┌──

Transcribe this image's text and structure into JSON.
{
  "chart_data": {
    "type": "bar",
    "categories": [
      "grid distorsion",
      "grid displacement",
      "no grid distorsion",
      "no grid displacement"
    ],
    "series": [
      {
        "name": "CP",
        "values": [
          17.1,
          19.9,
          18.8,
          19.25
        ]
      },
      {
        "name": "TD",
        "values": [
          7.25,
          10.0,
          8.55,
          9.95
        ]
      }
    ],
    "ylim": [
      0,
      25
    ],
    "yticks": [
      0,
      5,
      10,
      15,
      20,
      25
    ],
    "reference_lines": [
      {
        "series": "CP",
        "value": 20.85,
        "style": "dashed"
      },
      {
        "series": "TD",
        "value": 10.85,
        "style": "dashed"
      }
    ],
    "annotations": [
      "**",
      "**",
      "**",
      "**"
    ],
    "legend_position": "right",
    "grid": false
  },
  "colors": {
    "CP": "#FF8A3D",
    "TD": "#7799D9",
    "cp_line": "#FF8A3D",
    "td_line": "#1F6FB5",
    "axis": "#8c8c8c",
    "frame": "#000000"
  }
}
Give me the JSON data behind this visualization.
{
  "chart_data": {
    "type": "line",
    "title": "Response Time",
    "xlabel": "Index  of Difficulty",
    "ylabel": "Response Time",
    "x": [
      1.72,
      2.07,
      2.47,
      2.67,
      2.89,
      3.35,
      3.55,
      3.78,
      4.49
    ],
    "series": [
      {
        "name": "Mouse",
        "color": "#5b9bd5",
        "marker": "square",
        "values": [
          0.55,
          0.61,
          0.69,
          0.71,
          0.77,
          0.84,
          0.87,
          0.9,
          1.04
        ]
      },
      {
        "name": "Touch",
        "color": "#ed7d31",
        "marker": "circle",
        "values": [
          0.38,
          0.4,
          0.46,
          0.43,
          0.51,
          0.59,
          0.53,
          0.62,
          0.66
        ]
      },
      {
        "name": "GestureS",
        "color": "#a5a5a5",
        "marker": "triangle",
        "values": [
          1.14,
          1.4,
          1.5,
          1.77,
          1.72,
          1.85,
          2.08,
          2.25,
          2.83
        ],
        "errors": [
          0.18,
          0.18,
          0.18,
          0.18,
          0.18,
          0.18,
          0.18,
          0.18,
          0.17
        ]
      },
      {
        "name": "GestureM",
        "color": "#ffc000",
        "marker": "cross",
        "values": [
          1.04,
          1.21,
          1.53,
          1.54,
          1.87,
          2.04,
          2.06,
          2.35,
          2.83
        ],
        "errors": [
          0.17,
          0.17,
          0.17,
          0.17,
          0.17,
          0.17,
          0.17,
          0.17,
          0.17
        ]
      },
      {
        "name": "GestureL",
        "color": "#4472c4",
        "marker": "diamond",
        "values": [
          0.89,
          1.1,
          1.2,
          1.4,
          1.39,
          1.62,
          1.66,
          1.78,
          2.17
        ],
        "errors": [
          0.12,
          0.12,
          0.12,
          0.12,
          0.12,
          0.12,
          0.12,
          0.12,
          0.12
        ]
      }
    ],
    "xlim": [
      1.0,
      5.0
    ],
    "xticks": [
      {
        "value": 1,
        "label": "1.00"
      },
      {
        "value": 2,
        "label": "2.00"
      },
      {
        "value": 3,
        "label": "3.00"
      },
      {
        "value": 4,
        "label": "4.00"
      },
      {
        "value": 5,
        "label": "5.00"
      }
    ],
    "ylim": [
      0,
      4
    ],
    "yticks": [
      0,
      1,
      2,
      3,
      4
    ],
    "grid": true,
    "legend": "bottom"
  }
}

└──

(Required work): Reproduce the listing above verbatim, from first line to last.

(Written response):
Transcribe this image's text and structure into JSON.
{
  "chart_data": {
    "type": "bar",
    "categories": [
      "grid distorsion",
      "grid displacement",
      "no grid distorsion",
      "no grid displacement"
    ],
    "series": [
      {
        "name": "CP",
        "values": [
          17.1,
          19.9,
          18.8,
          19.25
        ]
      },
      {
        "name": "TD",
        "values": [
          7.25,
          10.0,
          8.55,
          9.95
        ]
      }
    ],
    "ylim": [
      0,
      25
    ],
    "yticks": [
      0,
      5,
      10,
      15,
      20,
      25
    ],
    "reference_lines": [
      {
        "series": "CP",
        "value": 20.85,
        "style": "dashed"
      },
      {
        "series": "TD",
        "value": 10.85,
        "style": "dashed"
      }
    ],
    "annotations": [
      "**",
      "**",
      "**",
      "**"
    ],
    "legend_position": "right",
    "grid": false
  },
  "colors": {
    "CP": "#FF8A3D",
    "TD": "#7799D9",
    "cp_line": "#FF8A3D",
    "td_line": "#1F6FB5",
    "axis": "#8c8c8c",
    "frame": "#000000"
  }
}
Give me the JSON data behind this visualization.
{
  "chart_data": {
    "type": "line",
    "title": "Response Time",
    "xlabel": "Index  of Difficulty",
    "ylabel": "Response Time",
    "x": [
      1.72,
      2.07,
      2.47,
      2.67,
      2.89,
      3.35,
      3.55,
      3.78,
      4.49
    ],
    "series": [
      {
        "name": "Mouse",
        "color": "#5b9bd5",
        "marker": "square",
        "values": [
          0.55,
          0.61,
          0.69,
          0.71,
          0.77,
          0.84,
          0.87,
          0.9,
          1.04
        ]
      },
      {
        "name": "Touch",
        "color": "#ed7d31",
        "marker": "circle",
        "values": [
          0.38,
          0.4,
          0.46,
          0.43,
          0.51,
          0.59,
          0.53,
          0.62,
          0.66
        ]
      },
      {
        "name": "GestureS",
        "color": "#a5a5a5",
        "marker": "triangle",
        "values": [
          1.14,
          1.4,
          1.5,
          1.77,
          1.72,
          1.85,
          2.08,
          2.25,
          2.83
        ],
        "errors": [
          0.18,
          0.18,
          0.18,
          0.18,
          0.18,
          0.18,
          0.18,
          0.18,
          0.17
        ]
      },
      {
        "name": "GestureM",
        "color": "#ffc000",
        "marker": "cross",
        "values": [
          1.04,
          1.21,
          1.53,
          1.54,
          1.87,
          2.04,
          2.06,
          2.35,
          2.83
        ],
        "errors": [
          0.17,
          0.17,
          0.17,
          0.17,
          0.17,
          0.17,
          0.17,
          0.17,
          0.17
        ]
      },
      {
        "name": "GestureL",
        "color": "#4472c4",
        "marker": "diamond",
        "values": [
          0.89,
          1.1,
          1.2,
          1.4,
          1.39,
          1.62,
          1.66,
          1.78,
          2.17
        ],
        "errors": [
          0.12,
          0.12,
          0.12,
          0.12,
          0.12,
          0.12,
          0.12,
          0.12,
          0.12
        ]
      }
    ],
    "xlim": [
      1.0,
      5.0
    ],
    "xticks": [
      {
        "value": 1,
        "label": "1.00"
      },
      {
        "value": 2,
        "label": "2.00"
      },
      {
        "value": 3,
        "label": "3.00"
      },
      {
        "value": 4,
        "label": "4.00"
      },
      {
        "value": 5,
        "label": "5.00"
      }
    ],
    "ylim": [
      0,
      4
    ],
    "yticks": [
      0,
      1,
      2,
      3,
      4
    ],
    "grid": true,
    "legend": "bottom"
  }
}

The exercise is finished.